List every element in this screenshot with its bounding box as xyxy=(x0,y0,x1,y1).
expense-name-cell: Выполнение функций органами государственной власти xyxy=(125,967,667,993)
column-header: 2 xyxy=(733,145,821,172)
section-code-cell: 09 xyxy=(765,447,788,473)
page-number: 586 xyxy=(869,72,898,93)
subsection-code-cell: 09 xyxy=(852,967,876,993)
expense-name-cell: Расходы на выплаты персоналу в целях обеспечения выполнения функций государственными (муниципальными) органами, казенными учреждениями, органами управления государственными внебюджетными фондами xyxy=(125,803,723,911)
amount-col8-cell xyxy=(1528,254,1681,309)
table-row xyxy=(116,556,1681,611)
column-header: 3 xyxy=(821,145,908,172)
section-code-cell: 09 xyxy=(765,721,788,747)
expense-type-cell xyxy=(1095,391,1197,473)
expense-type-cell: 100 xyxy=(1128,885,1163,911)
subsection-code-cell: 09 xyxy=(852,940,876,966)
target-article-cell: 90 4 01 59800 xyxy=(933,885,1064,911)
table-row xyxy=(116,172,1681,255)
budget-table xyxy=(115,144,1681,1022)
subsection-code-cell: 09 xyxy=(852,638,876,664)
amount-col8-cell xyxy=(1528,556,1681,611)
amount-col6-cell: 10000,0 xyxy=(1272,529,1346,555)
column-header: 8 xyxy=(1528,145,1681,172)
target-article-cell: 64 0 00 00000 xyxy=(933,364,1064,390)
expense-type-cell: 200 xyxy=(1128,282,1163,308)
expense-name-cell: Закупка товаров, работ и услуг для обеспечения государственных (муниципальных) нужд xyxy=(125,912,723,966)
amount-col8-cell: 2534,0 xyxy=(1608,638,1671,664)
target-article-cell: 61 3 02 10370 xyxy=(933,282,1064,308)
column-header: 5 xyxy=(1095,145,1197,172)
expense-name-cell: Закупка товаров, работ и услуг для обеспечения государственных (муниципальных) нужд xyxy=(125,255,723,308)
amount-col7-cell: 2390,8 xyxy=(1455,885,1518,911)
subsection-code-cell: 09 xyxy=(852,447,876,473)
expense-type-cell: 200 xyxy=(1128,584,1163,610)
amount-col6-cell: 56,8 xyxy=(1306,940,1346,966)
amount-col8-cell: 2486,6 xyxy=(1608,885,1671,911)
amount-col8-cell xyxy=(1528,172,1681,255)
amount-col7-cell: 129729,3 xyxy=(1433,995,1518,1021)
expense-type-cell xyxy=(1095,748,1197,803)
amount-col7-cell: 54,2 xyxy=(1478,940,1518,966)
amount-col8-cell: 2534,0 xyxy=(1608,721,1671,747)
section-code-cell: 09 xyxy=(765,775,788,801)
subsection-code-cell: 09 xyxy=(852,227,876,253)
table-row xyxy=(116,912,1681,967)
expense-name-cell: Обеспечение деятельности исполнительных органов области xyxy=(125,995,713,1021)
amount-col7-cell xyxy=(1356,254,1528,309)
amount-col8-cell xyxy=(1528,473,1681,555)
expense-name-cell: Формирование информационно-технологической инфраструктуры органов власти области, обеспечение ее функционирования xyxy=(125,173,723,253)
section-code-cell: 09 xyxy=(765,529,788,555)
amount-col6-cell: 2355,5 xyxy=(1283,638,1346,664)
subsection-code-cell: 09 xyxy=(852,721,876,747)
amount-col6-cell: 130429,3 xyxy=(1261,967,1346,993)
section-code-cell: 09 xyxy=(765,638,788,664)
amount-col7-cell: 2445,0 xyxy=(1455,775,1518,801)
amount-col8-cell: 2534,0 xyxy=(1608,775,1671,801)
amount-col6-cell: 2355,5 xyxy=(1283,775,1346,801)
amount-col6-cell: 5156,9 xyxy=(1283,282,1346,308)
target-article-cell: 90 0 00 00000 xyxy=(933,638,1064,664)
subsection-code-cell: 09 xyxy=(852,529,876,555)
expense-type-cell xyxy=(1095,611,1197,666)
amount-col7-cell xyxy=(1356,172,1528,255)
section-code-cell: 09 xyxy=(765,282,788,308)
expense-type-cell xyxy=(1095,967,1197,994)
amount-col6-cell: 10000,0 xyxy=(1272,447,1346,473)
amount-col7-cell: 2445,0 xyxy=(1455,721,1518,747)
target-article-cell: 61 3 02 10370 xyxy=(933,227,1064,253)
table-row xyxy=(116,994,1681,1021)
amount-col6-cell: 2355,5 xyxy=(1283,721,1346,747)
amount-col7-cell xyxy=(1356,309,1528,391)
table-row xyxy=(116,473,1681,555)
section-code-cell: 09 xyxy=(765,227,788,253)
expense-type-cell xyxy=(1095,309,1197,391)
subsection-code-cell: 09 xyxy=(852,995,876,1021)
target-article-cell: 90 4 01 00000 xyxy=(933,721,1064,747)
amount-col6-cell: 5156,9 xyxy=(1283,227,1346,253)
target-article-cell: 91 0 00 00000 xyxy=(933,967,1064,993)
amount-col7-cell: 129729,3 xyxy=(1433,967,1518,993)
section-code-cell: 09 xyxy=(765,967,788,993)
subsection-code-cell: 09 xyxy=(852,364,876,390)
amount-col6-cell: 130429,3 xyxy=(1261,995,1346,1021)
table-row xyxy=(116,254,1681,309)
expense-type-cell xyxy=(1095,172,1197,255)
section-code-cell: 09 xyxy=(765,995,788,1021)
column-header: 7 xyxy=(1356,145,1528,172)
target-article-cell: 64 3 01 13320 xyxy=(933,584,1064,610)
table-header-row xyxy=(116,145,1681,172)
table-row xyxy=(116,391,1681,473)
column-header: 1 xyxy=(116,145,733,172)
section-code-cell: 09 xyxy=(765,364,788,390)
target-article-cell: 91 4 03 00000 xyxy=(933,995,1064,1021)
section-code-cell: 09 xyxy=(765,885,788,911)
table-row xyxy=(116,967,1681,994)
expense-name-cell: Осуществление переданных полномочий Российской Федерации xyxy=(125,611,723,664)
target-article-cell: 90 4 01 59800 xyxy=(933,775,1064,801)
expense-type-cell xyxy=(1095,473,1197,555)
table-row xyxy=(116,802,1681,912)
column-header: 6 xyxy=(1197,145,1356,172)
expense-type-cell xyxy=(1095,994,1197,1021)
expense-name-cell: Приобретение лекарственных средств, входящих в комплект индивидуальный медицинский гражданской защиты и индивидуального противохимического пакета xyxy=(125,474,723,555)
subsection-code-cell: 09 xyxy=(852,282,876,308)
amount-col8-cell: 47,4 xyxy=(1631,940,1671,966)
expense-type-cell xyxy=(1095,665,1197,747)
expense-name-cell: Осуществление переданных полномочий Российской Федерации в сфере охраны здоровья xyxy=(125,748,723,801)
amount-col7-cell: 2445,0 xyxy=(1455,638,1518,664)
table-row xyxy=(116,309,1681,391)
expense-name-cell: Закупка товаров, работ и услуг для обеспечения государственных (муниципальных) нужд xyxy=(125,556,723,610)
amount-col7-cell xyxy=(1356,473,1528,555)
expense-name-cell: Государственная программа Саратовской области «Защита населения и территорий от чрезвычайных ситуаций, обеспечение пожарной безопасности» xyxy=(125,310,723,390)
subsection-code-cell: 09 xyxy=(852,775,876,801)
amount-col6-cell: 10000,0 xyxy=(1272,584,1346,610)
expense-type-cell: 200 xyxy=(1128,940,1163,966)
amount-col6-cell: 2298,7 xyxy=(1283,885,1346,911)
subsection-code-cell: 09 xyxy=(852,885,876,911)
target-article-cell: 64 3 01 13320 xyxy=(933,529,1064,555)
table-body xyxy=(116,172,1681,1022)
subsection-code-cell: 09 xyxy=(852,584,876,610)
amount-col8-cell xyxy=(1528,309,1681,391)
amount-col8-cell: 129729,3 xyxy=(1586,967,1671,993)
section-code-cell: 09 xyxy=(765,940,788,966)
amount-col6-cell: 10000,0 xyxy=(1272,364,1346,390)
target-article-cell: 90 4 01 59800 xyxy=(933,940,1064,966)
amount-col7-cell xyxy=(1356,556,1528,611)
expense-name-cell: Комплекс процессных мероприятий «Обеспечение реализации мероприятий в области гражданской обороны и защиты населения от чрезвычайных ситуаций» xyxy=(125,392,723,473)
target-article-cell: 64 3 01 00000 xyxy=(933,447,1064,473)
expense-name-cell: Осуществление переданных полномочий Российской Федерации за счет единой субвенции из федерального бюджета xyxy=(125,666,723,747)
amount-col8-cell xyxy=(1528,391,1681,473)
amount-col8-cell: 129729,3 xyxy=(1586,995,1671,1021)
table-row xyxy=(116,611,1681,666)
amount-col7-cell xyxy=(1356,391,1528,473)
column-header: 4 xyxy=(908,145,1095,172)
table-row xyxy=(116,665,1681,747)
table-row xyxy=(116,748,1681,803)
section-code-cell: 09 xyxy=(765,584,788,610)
======
[What needs to be done]:
Write out the lines above exactly as they appear, starting with the very first line and ending with the line containing "section-code-cell: 09 xyxy=(765,775,788,801)", both included.

[Task solution]:
List every element in this screenshot with its bounding box as xyxy=(x0,y0,x1,y1).
expense-name-cell: Выполнение функций органами государственной власти xyxy=(125,967,667,993)
column-header: 2 xyxy=(733,145,821,172)
section-code-cell: 09 xyxy=(765,447,788,473)
page-number: 586 xyxy=(869,72,898,93)
subsection-code-cell: 09 xyxy=(852,967,876,993)
expense-name-cell: Расходы на выплаты персоналу в целях обеспечения выполнения функций государственными (муниципальными) органами, казенными учреждениями, органами управления государственными внебюджетными фондами xyxy=(125,803,723,911)
amount-col8-cell xyxy=(1528,254,1681,309)
table-row xyxy=(116,556,1681,611)
column-header: 3 xyxy=(821,145,908,172)
section-code-cell: 09 xyxy=(765,721,788,747)
expense-type-cell xyxy=(1095,391,1197,473)
expense-type-cell: 100 xyxy=(1128,885,1163,911)
subsection-code-cell: 09 xyxy=(852,940,876,966)
target-article-cell: 90 4 01 59800 xyxy=(933,885,1064,911)
table-row xyxy=(116,172,1681,255)
budget-table xyxy=(115,144,1681,1022)
subsection-code-cell: 09 xyxy=(852,638,876,664)
amount-col8-cell xyxy=(1528,556,1681,611)
amount-col6-cell: 10000,0 xyxy=(1272,529,1346,555)
column-header: 8 xyxy=(1528,145,1681,172)
target-article-cell: 64 0 00 00000 xyxy=(933,364,1064,390)
expense-type-cell: 200 xyxy=(1128,282,1163,308)
expense-name-cell: Закупка товаров, работ и услуг для обеспечения государственных (муниципальных) нужд xyxy=(125,912,723,966)
amount-col8-cell: 2534,0 xyxy=(1608,638,1671,664)
target-article-cell: 61 3 02 10370 xyxy=(933,282,1064,308)
column-header: 5 xyxy=(1095,145,1197,172)
expense-name-cell: Закупка товаров, работ и услуг для обеспечения государственных (муниципальных) нужд xyxy=(125,255,723,308)
amount-col7-cell: 2390,8 xyxy=(1455,885,1518,911)
subsection-code-cell: 09 xyxy=(852,447,876,473)
expense-type-cell: 200 xyxy=(1128,584,1163,610)
amount-col6-cell: 56,8 xyxy=(1306,940,1346,966)
amount-col8-cell: 2486,6 xyxy=(1608,885,1671,911)
amount-col8-cell xyxy=(1528,172,1681,255)
amount-col7-cell: 129729,3 xyxy=(1433,995,1518,1021)
expense-type-cell xyxy=(1095,748,1197,803)
amount-col7-cell: 54,2 xyxy=(1478,940,1518,966)
amount-col8-cell: 2534,0 xyxy=(1608,721,1671,747)
section-code-cell: 09 xyxy=(765,775,788,801)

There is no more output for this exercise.